EXERCISE PROMPT
In the entries below, count the lines holding "control". Reply with the number only.
** Begin **
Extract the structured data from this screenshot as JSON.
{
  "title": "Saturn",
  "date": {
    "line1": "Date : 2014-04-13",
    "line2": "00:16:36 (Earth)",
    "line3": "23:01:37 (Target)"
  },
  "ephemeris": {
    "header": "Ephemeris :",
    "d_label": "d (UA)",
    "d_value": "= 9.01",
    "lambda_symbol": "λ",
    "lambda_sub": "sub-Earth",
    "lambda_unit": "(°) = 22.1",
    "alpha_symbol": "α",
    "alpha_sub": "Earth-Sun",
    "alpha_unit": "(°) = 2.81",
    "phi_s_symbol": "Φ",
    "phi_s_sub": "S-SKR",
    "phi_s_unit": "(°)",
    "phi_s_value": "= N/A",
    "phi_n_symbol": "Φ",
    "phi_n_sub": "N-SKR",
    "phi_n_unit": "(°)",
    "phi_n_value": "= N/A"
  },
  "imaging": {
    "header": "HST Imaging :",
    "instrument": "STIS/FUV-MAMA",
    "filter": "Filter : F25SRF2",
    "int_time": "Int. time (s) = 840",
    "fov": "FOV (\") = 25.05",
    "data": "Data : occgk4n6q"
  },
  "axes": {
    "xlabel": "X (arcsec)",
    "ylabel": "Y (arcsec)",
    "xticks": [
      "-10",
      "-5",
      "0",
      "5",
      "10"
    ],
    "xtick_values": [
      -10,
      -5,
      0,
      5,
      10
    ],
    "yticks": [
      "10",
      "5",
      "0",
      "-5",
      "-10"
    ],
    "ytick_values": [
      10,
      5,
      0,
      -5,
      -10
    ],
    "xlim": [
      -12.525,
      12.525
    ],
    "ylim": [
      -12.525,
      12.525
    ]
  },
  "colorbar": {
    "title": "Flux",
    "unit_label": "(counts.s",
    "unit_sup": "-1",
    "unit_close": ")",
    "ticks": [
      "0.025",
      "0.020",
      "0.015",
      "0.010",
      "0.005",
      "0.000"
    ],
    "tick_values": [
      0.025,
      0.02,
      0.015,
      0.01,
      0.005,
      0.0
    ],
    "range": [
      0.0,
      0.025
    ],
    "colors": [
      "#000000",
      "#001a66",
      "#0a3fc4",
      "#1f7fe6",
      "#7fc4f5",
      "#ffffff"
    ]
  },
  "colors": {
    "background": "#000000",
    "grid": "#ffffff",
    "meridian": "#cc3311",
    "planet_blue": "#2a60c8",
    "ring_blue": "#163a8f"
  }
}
** End **
** Begin **
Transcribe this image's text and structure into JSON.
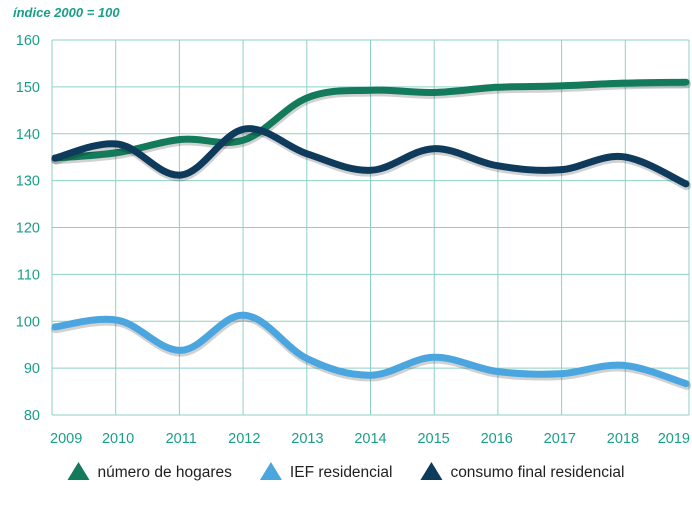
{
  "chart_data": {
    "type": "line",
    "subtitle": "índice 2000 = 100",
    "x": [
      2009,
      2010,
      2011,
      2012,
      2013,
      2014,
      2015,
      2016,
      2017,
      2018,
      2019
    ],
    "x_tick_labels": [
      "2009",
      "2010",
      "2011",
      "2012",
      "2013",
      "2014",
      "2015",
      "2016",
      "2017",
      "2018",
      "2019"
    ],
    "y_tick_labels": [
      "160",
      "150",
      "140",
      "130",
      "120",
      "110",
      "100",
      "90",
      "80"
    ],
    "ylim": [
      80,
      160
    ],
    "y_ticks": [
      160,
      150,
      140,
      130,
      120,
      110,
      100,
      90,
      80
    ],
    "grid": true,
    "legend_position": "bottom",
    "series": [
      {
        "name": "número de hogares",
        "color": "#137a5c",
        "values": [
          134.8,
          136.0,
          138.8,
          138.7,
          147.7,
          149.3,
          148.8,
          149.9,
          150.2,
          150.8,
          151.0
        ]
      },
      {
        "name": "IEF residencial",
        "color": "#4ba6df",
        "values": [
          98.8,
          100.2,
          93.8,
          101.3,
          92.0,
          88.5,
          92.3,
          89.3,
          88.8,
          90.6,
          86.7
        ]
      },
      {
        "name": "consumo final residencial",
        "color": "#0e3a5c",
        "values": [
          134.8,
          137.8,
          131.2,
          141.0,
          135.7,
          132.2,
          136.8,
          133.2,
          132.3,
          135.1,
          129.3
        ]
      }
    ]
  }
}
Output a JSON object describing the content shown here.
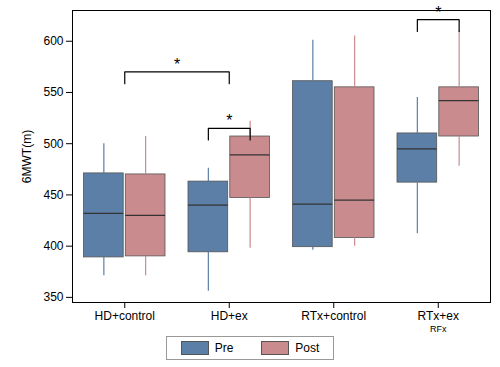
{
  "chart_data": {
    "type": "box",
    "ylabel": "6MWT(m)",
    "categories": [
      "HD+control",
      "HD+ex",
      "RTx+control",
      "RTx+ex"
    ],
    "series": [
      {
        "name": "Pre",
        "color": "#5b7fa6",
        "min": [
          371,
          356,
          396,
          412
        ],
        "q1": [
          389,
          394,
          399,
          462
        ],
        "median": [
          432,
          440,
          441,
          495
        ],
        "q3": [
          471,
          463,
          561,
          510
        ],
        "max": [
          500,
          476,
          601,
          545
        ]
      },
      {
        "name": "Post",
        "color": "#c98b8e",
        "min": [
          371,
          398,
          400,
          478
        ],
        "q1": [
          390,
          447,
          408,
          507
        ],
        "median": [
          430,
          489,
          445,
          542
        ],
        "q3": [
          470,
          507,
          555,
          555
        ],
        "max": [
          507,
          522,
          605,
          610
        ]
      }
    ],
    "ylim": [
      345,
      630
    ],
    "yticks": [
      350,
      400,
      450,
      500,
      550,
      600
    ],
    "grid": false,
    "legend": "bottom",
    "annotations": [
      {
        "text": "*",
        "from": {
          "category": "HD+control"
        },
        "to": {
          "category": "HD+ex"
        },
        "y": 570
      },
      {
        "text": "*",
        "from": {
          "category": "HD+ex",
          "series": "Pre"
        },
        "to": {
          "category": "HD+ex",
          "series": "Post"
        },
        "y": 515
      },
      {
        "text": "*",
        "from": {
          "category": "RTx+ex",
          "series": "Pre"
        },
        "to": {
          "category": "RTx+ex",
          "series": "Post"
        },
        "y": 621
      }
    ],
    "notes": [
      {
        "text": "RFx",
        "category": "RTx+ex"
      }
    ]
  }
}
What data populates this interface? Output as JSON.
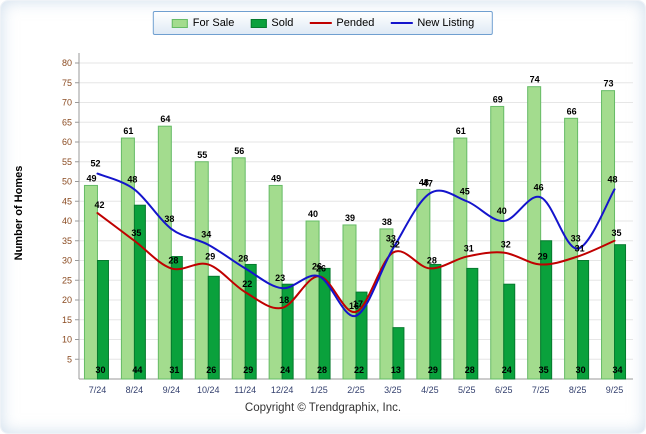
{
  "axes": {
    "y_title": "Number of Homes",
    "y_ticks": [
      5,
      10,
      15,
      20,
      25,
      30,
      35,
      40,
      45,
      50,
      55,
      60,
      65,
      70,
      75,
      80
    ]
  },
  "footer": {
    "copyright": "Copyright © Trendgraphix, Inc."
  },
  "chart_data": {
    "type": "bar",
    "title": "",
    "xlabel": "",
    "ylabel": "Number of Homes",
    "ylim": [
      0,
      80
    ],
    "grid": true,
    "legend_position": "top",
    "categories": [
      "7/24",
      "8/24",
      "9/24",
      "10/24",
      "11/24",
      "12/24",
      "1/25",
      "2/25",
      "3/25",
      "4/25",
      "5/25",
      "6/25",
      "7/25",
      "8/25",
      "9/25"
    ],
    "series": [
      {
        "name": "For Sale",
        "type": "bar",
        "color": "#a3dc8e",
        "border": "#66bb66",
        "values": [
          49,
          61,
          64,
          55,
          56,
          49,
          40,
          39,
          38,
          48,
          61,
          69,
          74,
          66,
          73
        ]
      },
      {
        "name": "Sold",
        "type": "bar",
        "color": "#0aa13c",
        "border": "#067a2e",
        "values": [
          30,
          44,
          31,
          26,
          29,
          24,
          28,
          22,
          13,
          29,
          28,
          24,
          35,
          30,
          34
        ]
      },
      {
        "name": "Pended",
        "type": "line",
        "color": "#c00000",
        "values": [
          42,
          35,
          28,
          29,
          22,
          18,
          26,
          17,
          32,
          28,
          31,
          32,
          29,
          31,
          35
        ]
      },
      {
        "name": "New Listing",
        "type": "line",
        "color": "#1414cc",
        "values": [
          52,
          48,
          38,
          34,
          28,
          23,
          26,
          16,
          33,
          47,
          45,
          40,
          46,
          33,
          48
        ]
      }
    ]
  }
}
** End **
** Begin **
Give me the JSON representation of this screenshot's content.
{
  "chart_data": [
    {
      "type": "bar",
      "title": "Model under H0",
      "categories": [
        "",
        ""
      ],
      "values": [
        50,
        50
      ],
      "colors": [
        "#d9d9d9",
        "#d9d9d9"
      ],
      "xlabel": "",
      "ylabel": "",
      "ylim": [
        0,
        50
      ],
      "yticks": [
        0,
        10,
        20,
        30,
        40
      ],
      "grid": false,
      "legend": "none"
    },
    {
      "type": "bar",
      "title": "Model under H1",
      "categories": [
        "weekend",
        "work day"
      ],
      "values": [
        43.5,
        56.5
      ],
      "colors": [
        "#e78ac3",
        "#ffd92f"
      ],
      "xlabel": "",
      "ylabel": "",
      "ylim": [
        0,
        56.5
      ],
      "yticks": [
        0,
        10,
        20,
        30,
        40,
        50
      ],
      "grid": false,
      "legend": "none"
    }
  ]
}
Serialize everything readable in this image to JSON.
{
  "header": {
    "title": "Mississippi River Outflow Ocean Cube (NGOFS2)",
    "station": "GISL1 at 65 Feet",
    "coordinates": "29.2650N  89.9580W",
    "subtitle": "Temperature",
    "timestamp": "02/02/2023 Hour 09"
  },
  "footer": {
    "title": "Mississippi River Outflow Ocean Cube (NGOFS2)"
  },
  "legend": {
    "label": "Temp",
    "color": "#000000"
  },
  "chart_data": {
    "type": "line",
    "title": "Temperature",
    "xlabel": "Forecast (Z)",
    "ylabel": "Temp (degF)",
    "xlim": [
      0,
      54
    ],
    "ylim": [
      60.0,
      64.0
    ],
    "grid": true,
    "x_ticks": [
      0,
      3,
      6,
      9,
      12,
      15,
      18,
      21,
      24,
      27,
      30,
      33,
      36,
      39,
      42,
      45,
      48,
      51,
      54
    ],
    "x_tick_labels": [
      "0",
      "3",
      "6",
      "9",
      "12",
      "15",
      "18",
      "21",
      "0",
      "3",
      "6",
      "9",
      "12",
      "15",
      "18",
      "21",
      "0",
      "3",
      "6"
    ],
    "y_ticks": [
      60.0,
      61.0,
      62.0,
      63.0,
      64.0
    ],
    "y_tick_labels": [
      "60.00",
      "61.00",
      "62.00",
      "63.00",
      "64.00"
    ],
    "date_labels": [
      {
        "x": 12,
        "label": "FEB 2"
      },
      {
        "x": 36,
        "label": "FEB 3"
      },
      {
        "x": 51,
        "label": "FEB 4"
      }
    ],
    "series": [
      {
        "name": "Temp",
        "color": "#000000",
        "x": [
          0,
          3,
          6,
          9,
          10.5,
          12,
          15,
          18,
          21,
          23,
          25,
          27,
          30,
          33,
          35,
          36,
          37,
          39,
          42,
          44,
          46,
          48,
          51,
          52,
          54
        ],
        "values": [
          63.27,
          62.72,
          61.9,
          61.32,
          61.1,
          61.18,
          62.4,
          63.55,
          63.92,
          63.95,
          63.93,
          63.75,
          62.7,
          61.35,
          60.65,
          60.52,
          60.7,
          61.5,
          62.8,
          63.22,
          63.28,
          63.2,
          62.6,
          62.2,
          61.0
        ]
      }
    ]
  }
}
** End **
FULL ANSWER
3